-- BEGIN --
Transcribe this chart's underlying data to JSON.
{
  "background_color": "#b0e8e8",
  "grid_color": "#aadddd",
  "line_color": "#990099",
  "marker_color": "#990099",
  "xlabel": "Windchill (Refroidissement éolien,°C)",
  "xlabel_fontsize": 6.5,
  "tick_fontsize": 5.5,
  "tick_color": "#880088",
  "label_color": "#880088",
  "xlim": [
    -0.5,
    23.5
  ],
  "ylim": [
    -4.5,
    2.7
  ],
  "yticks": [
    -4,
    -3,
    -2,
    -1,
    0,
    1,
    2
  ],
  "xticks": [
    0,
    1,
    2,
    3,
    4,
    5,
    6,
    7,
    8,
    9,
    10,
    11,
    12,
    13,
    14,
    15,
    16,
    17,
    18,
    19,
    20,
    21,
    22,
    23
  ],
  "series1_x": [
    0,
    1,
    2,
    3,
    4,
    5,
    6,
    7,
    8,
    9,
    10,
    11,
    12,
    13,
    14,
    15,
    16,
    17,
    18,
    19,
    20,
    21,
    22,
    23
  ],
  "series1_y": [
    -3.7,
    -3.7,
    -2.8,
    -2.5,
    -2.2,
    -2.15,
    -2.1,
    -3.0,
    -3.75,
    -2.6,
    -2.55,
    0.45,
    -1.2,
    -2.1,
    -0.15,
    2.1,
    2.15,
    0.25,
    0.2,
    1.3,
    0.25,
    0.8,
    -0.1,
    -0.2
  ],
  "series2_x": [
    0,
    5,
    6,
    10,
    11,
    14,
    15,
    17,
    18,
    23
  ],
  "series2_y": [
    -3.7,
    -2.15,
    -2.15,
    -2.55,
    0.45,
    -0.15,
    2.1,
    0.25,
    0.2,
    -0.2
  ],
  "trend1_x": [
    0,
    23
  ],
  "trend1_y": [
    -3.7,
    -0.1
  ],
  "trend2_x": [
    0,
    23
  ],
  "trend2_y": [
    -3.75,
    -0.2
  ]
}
-- END --
* _Requirement_
Copy out all of the records shown above exactly.

* _Correct output_
Transcribe this chart's underlying data to JSON.
{
  "background_color": "#b0e8e8",
  "grid_color": "#aadddd",
  "line_color": "#990099",
  "marker_color": "#990099",
  "xlabel": "Windchill (Refroidissement éolien,°C)",
  "xlabel_fontsize": 6.5,
  "tick_fontsize": 5.5,
  "tick_color": "#880088",
  "label_color": "#880088",
  "xlim": [
    -0.5,
    23.5
  ],
  "ylim": [
    -4.5,
    2.7
  ],
  "yticks": [
    -4,
    -3,
    -2,
    -1,
    0,
    1,
    2
  ],
  "xticks": [
    0,
    1,
    2,
    3,
    4,
    5,
    6,
    7,
    8,
    9,
    10,
    11,
    12,
    13,
    14,
    15,
    16,
    17,
    18,
    19,
    20,
    21,
    22,
    23
  ],
  "series1_x": [
    0,
    1,
    2,
    3,
    4,
    5,
    6,
    7,
    8,
    9,
    10,
    11,
    12,
    13,
    14,
    15,
    16,
    17,
    18,
    19,
    20,
    21,
    22,
    23
  ],
  "series1_y": [
    -3.7,
    -3.7,
    -2.8,
    -2.5,
    -2.2,
    -2.15,
    -2.1,
    -3.0,
    -3.75,
    -2.6,
    -2.55,
    0.45,
    -1.2,
    -2.1,
    -0.15,
    2.1,
    2.15,
    0.25,
    0.2,
    1.3,
    0.25,
    0.8,
    -0.1,
    -0.2
  ],
  "series2_x": [
    0,
    5,
    6,
    10,
    11,
    14,
    15,
    17,
    18,
    23
  ],
  "series2_y": [
    -3.7,
    -2.15,
    -2.15,
    -2.55,
    0.45,
    -0.15,
    2.1,
    0.25,
    0.2,
    -0.2
  ],
  "trend1_x": [
    0,
    23
  ],
  "trend1_y": [
    -3.7,
    -0.1
  ],
  "trend2_x": [
    0,
    23
  ],
  "trend2_y": [
    -3.75,
    -0.2
  ]
}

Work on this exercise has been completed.